[Collected data entries]
══════════════════════════════

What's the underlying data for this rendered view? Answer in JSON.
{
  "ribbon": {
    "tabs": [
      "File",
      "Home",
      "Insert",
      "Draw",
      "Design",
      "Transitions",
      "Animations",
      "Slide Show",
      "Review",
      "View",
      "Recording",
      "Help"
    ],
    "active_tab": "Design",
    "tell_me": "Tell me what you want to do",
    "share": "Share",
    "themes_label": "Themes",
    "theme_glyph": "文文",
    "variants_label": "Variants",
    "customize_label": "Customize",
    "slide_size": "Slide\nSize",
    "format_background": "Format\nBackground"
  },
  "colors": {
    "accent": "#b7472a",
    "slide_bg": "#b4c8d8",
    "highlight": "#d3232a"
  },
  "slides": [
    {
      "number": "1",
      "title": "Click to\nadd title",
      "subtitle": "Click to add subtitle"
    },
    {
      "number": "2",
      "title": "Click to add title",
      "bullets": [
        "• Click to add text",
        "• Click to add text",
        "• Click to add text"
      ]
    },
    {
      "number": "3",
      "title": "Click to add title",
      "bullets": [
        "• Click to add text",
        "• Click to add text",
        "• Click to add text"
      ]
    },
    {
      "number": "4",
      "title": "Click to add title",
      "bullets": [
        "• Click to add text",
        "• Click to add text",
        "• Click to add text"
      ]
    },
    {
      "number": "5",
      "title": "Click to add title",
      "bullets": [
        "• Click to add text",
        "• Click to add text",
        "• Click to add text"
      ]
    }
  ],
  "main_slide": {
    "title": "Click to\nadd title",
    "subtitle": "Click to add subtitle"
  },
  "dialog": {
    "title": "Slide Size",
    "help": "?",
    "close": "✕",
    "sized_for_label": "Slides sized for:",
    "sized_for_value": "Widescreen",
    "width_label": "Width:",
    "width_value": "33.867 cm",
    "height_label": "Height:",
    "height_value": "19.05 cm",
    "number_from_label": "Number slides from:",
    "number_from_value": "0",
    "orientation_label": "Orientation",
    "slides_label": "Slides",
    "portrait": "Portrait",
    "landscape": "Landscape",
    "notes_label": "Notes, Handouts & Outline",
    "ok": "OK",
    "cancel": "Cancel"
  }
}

══════════════════════════════

▸ Task objective
Print all of the entries exactly as they appear.

▸ Written response
What's the underlying data for this rendered view? Answer in JSON.
{
  "ribbon": {
    "tabs": [
      "File",
      "Home",
      "Insert",
      "Draw",
      "Design",
      "Transitions",
      "Animations",
      "Slide Show",
      "Review",
      "View",
      "Recording",
      "Help"
    ],
    "active_tab": "Design",
    "tell_me": "Tell me what you want to do",
    "share": "Share",
    "themes_label": "Themes",
    "theme_glyph": "文文",
    "variants_label": "Variants",
    "customize_label": "Customize",
    "slide_size": "Slide\nSize",
    "format_background": "Format\nBackground"
  },
  "colors": {
    "accent": "#b7472a",
    "slide_bg": "#b4c8d8",
    "highlight": "#d3232a"
  },
  "slides": [
    {
      "number": "1",
      "title": "Click to\nadd title",
      "subtitle": "Click to add subtitle"
    },
    {
      "number": "2",
      "title": "Click to add title",
      "bullets": [
        "• Click to add text",
        "• Click to add text",
        "• Click to add text"
      ]
    },
    {
      "number": "3",
      "title": "Click to add title",
      "bullets": [
        "• Click to add text",
        "• Click to add text",
        "• Click to add text"
      ]
    },
    {
      "number": "4",
      "title": "Click to add title",
      "bullets": [
        "• Click to add text",
        "• Click to add text",
        "• Click to add text"
      ]
    },
    {
      "number": "5",
      "title": "Click to add title",
      "bullets": [
        "• Click to add text",
        "• Click to add text",
        "• Click to add text"
      ]
    }
  ],
  "main_slide": {
    "title": "Click to\nadd title",
    "subtitle": "Click to add subtitle"
  },
  "dialog": {
    "title": "Slide Size",
    "help": "?",
    "close": "✕",
    "sized_for_label": "Slides sized for:",
    "sized_for_value": "Widescreen",
    "width_label": "Width:",
    "width_value": "33.867 cm",
    "height_label": "Height:",
    "height_value": "19.05 cm",
    "number_from_label": "Number slides from:",
    "number_from_value": "0",
    "orientation_label": "Orientation",
    "slides_label": "Slides",
    "portrait": "Portrait",
    "landscape": "Landscape",
    "notes_label": "Notes, Handouts & Outline",
    "ok": "OK",
    "cancel": "Cancel"
  }
}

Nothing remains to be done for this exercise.